> [Exercise directions]: Select every line holding the word "incoming" and copy it.

> [Stored entries]:
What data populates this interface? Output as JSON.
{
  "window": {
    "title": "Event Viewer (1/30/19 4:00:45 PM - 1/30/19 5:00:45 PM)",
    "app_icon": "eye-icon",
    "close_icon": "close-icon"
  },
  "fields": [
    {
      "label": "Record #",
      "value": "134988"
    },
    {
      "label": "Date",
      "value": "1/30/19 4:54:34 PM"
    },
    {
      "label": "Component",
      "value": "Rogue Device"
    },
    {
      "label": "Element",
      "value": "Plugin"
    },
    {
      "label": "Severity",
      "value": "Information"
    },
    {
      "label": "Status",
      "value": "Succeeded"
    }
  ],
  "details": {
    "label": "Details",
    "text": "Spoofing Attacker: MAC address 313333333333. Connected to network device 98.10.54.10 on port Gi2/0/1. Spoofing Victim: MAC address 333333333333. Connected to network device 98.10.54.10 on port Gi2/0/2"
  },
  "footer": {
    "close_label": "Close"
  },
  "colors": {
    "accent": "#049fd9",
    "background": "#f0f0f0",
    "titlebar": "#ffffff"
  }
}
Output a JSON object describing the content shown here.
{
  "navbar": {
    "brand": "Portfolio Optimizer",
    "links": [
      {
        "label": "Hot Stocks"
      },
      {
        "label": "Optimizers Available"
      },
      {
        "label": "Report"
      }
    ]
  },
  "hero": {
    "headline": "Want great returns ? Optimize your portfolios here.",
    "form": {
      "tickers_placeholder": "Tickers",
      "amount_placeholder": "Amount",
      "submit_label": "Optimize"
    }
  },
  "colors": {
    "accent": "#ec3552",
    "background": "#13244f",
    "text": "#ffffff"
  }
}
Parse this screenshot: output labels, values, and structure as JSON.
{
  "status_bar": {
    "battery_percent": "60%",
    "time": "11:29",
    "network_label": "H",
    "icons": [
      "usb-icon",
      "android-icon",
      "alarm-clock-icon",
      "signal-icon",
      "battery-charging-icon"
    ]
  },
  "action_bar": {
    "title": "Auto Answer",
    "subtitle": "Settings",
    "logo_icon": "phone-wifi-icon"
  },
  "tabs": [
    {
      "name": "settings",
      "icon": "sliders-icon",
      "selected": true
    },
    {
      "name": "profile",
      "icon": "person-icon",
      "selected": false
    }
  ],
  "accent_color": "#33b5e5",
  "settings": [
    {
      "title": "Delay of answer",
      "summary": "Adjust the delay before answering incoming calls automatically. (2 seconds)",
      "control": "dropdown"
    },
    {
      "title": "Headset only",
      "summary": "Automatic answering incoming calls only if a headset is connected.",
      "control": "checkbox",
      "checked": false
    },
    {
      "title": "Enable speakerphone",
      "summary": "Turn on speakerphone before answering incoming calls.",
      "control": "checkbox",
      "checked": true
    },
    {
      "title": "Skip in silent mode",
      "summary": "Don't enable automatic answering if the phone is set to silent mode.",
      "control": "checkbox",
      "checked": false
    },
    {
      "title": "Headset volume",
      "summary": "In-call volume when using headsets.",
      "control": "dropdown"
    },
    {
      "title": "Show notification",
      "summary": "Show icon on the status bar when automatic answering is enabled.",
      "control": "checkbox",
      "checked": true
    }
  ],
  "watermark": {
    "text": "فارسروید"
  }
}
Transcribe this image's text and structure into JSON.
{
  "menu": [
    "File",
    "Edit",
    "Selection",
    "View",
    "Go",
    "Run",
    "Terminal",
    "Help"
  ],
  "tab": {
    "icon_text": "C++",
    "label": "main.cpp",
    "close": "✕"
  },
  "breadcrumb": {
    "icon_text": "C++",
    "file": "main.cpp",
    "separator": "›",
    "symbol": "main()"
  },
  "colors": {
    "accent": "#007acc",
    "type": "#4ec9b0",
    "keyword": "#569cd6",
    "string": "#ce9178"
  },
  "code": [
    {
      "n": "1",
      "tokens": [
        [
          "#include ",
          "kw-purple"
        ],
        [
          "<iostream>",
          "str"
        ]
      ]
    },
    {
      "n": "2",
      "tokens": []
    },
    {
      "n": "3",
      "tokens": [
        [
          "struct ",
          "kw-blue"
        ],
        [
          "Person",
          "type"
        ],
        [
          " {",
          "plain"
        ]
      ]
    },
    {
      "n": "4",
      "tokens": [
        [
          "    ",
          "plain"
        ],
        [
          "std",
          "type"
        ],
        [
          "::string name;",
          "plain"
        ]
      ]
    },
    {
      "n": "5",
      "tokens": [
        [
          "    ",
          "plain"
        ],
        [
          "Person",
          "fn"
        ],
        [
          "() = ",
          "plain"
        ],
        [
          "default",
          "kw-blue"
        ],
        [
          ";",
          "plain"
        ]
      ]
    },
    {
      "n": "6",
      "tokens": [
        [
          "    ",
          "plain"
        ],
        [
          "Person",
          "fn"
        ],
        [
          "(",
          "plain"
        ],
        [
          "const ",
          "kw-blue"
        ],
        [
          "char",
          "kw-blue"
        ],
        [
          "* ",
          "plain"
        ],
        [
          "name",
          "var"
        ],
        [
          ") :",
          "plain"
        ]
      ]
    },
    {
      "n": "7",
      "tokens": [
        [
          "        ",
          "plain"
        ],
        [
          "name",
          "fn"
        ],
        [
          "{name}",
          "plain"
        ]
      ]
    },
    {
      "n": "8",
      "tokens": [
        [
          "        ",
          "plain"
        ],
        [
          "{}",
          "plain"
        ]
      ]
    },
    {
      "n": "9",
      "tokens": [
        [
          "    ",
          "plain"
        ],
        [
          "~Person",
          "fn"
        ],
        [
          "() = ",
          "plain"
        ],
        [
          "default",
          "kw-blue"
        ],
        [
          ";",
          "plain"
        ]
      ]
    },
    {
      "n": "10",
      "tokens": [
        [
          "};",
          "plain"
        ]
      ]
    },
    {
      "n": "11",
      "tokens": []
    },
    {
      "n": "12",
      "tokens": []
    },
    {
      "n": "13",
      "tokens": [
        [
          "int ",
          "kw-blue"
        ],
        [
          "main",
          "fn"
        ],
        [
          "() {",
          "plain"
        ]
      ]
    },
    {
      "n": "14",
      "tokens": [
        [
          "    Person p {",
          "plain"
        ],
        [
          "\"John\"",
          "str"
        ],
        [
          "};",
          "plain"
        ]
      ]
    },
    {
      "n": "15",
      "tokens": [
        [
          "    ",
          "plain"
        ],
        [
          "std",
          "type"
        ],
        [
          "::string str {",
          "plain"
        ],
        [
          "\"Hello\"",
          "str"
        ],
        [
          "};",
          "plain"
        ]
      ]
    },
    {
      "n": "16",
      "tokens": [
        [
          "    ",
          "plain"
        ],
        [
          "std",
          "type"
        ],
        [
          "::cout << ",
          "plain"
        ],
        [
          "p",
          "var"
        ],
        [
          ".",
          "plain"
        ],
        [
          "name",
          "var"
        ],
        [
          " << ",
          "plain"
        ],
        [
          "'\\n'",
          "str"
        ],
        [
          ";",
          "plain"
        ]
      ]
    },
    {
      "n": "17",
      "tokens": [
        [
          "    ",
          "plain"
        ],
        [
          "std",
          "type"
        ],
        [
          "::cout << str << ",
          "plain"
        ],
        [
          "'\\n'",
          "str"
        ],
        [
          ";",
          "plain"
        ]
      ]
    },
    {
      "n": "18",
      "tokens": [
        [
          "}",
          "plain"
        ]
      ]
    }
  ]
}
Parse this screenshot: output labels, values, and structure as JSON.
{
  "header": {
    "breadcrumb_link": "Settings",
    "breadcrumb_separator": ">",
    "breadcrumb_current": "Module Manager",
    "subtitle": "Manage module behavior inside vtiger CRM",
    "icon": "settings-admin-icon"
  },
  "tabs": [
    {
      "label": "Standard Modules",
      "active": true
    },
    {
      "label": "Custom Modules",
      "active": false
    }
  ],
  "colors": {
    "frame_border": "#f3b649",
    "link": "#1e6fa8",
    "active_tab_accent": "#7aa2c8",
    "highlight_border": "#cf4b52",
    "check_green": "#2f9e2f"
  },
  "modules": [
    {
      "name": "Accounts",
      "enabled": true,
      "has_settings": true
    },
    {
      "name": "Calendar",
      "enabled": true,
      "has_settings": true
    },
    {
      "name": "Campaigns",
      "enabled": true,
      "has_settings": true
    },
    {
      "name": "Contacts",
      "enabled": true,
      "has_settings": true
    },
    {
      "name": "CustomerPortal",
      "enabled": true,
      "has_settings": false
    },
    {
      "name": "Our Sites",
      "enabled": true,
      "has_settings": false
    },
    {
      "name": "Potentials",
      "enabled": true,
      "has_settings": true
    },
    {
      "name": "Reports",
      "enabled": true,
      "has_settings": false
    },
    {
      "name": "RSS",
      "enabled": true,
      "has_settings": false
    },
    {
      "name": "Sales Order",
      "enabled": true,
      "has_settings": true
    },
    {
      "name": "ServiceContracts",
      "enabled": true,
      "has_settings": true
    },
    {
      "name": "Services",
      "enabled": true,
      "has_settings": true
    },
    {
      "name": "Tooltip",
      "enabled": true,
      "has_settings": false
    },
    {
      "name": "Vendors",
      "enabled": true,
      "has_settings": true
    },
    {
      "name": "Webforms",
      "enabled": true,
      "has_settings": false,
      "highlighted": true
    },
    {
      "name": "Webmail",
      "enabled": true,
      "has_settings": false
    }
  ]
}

> [Correct response]:
      "summary": "Adjust the delay before answering incoming calls automatically. (2 seconds)",
      "summary": "Automatic answering incoming calls only if a headset is connected.",
      "summary": "Turn on speakerphone before answering incoming calls.",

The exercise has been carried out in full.